-- EXERCISE INPUT start --

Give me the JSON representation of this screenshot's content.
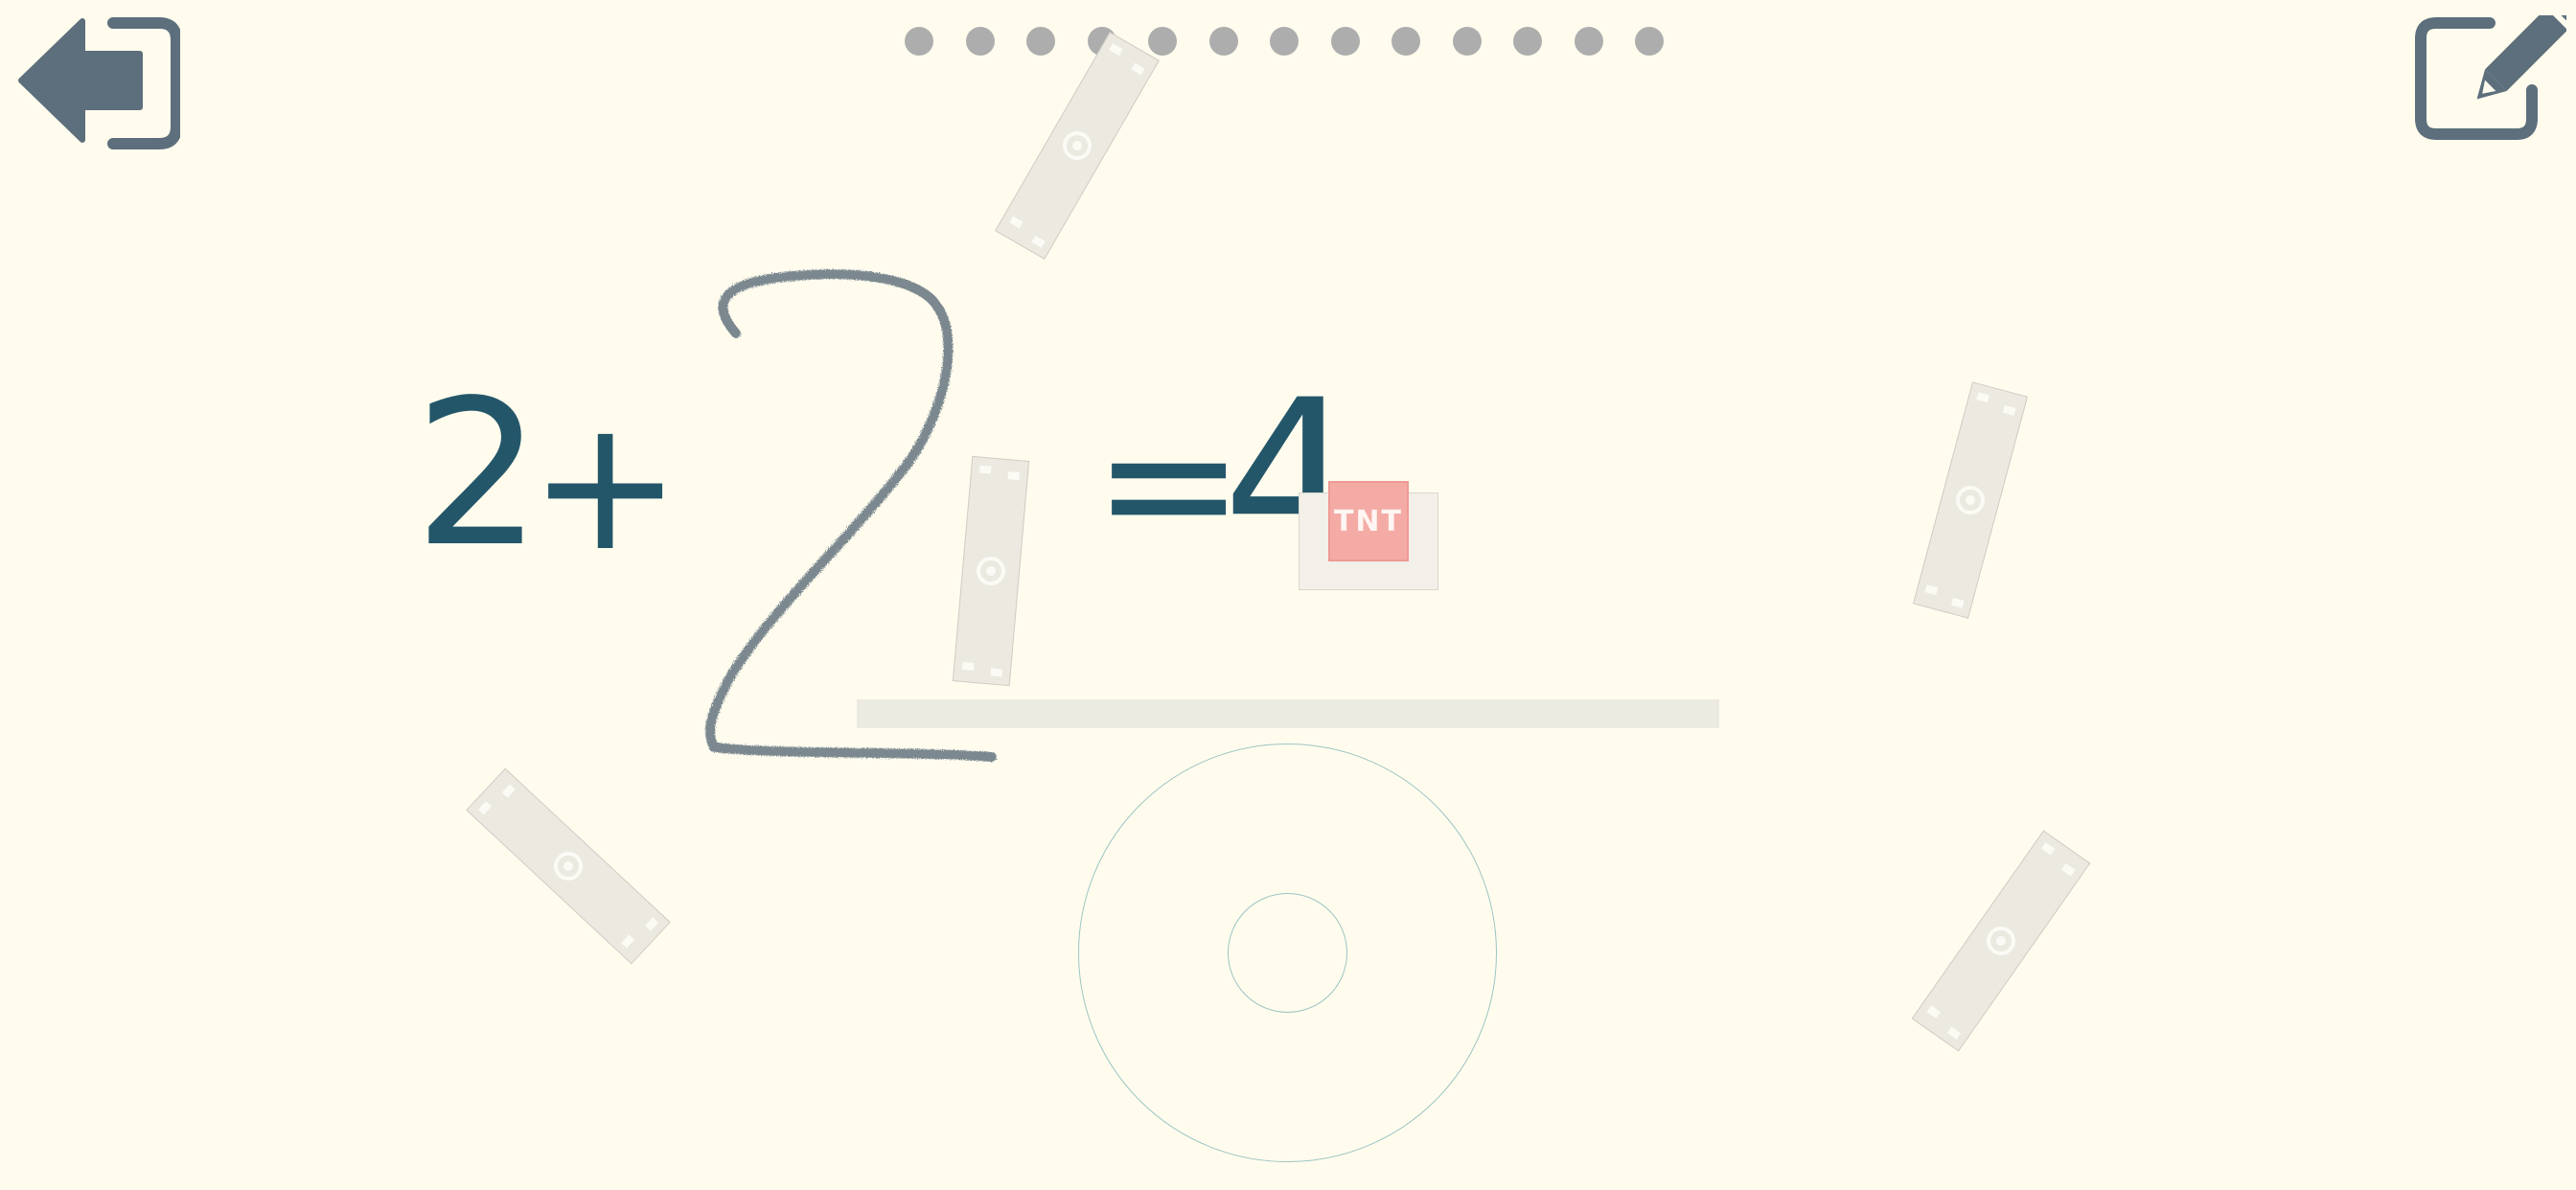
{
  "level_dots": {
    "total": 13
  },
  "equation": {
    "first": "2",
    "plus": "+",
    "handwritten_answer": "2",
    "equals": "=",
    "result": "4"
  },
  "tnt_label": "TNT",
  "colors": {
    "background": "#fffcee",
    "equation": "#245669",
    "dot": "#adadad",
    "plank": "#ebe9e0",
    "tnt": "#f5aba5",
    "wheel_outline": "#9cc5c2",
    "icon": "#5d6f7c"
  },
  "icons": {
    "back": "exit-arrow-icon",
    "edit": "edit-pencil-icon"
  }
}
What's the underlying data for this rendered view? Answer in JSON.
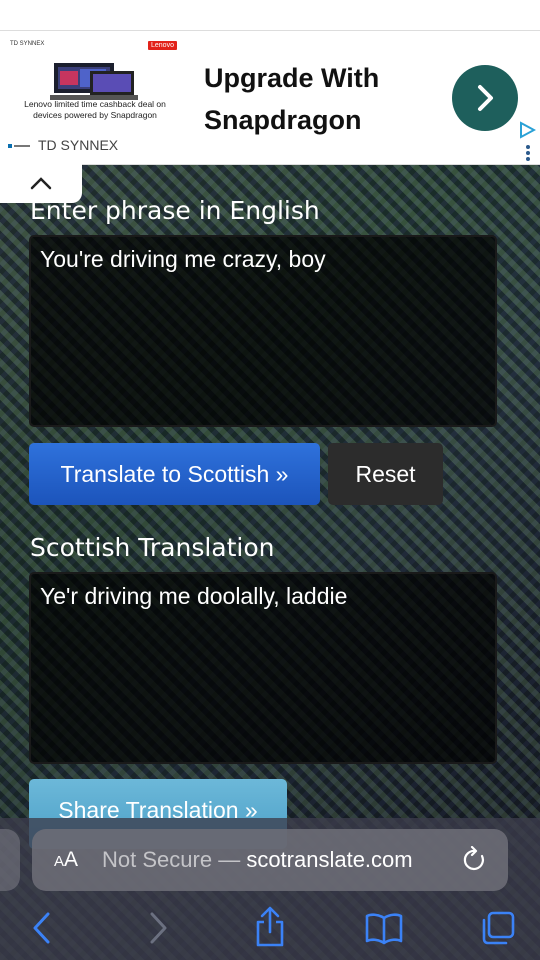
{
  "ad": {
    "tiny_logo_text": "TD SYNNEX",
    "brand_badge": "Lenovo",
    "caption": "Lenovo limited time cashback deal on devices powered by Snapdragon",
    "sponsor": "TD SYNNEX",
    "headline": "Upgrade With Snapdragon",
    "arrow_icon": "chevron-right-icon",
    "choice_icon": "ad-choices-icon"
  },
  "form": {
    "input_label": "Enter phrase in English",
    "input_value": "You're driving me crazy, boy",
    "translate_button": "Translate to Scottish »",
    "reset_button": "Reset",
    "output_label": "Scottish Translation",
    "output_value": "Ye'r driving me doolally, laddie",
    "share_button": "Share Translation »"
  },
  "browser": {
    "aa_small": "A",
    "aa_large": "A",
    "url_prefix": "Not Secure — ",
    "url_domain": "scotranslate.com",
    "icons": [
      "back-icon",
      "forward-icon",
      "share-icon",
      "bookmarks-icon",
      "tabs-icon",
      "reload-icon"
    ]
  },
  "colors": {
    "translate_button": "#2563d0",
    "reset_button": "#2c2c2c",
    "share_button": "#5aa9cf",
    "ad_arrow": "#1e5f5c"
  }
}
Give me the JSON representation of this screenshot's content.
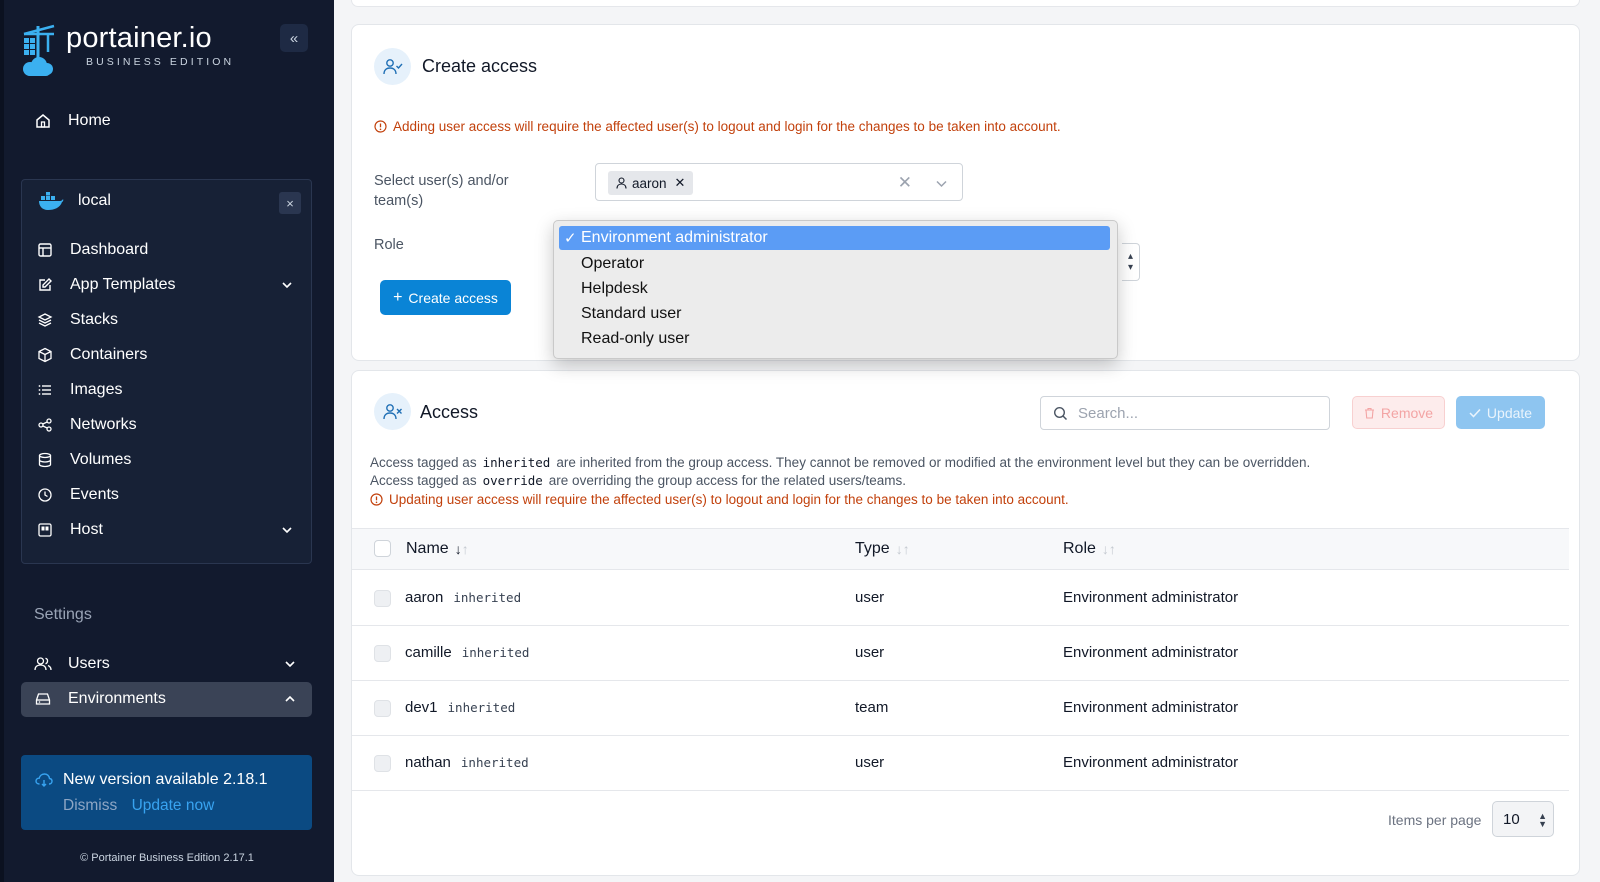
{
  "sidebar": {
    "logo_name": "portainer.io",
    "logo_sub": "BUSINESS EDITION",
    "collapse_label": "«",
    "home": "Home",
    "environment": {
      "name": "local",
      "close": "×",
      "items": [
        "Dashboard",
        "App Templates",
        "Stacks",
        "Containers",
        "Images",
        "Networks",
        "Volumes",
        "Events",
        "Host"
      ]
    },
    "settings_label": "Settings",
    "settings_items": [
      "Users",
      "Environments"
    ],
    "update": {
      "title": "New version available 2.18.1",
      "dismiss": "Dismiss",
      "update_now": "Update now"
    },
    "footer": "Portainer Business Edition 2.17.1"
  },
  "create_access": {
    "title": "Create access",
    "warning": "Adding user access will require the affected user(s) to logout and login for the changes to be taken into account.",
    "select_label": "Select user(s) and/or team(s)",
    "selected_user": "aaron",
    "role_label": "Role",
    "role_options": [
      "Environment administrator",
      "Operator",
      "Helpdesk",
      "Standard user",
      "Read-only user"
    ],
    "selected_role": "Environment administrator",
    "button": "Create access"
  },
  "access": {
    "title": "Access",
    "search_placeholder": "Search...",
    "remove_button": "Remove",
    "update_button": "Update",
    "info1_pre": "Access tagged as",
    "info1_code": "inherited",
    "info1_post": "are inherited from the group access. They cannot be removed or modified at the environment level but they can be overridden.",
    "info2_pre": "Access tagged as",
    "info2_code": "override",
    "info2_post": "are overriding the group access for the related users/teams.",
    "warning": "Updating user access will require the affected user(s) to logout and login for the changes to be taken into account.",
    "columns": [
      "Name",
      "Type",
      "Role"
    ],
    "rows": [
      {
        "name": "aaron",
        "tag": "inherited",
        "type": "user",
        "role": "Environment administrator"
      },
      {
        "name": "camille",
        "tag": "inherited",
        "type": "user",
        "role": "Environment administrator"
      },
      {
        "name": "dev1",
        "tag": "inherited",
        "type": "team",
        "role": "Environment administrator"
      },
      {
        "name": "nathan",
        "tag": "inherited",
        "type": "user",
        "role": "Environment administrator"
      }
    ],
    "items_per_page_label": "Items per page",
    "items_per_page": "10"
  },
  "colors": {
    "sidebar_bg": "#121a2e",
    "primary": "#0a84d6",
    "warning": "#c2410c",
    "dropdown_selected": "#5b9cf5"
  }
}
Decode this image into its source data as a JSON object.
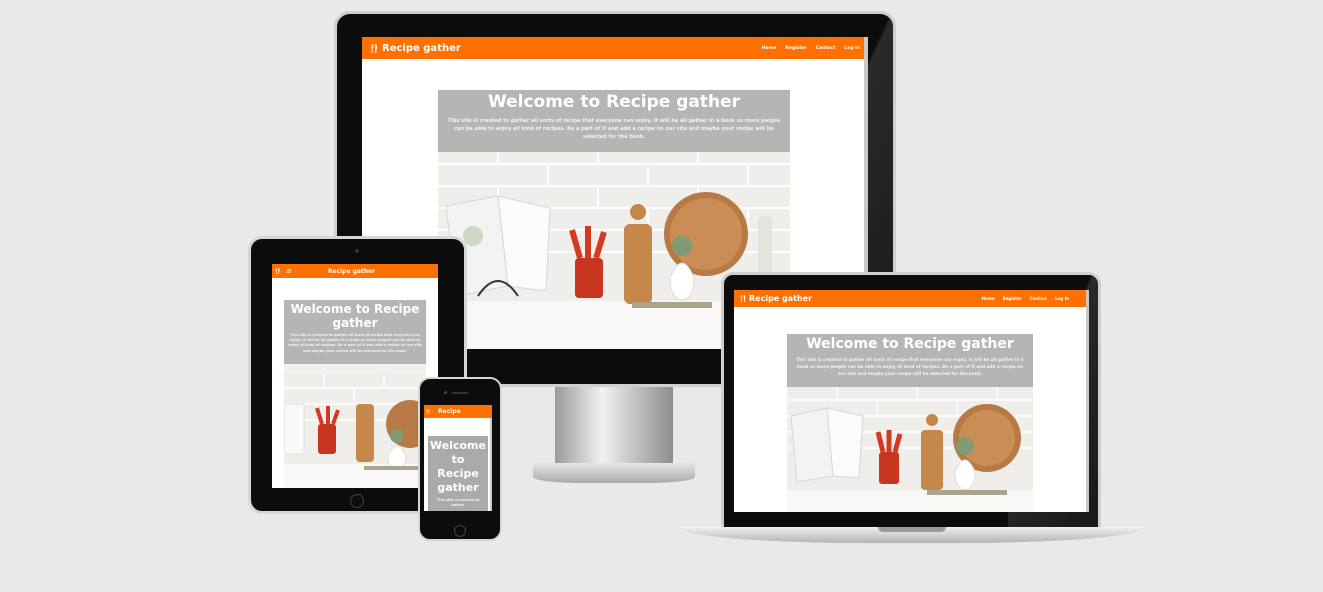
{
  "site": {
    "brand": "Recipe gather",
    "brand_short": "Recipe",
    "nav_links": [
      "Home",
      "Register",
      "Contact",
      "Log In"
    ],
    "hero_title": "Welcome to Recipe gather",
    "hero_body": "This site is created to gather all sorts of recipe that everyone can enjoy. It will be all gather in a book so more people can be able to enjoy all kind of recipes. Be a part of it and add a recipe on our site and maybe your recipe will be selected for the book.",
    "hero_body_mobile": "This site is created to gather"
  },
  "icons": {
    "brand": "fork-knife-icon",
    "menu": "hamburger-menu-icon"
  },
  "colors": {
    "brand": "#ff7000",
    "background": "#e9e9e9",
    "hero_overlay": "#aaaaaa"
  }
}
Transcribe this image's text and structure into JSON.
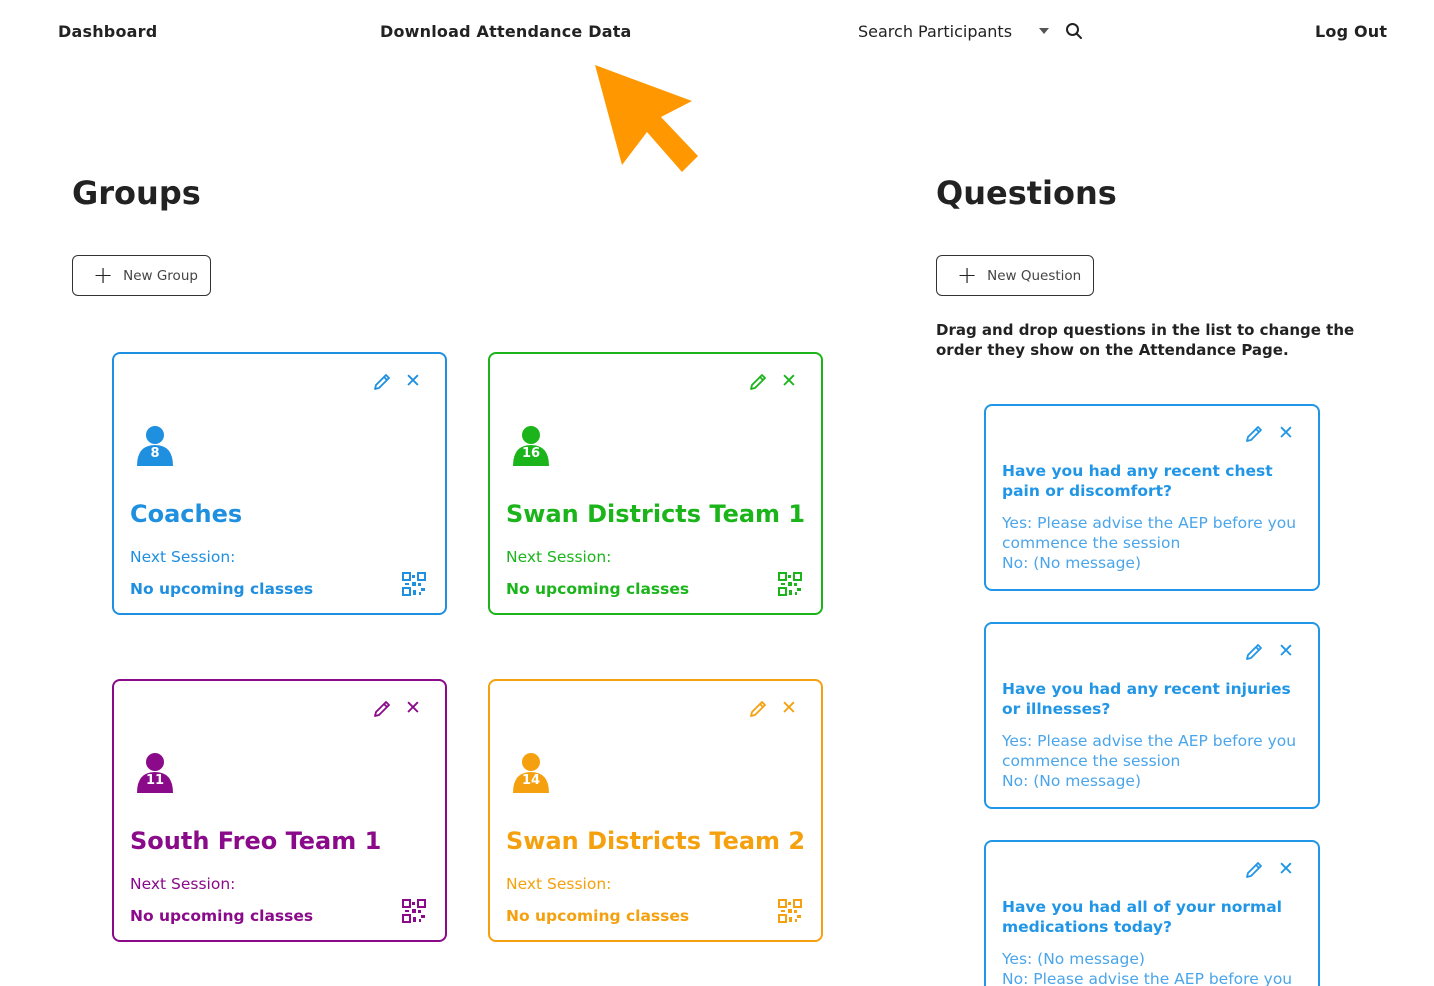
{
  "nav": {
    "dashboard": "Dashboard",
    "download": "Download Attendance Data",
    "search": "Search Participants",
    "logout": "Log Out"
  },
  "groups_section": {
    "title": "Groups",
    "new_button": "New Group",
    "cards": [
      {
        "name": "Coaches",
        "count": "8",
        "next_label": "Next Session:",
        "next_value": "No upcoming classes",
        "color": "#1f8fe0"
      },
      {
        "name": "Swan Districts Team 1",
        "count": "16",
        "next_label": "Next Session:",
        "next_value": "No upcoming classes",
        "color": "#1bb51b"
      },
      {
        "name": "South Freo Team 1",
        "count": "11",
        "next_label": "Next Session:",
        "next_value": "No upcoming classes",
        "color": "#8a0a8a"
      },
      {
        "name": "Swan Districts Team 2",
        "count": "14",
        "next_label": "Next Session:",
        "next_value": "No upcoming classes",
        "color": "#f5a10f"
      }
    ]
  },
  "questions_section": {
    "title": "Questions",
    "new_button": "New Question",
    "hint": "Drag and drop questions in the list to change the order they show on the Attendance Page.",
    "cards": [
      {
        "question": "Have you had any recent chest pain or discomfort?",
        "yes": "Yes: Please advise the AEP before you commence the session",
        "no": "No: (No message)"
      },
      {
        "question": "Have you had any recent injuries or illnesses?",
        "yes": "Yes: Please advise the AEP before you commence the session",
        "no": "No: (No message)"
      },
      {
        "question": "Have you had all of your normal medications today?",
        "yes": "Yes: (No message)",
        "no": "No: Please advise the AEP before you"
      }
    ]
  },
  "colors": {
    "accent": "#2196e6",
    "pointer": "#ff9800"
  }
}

-- EXERCISE INPUT end --

Which lines above contain the word "affected"? Copy each of them.

THE RESPONSE:
    "warning": "Adding user access will require the affected user(s) to logout and login for the changes to be taken into account.",
    "warning": "Updating user access will require the affected user(s) to logout and login for the changes to be taken into account.",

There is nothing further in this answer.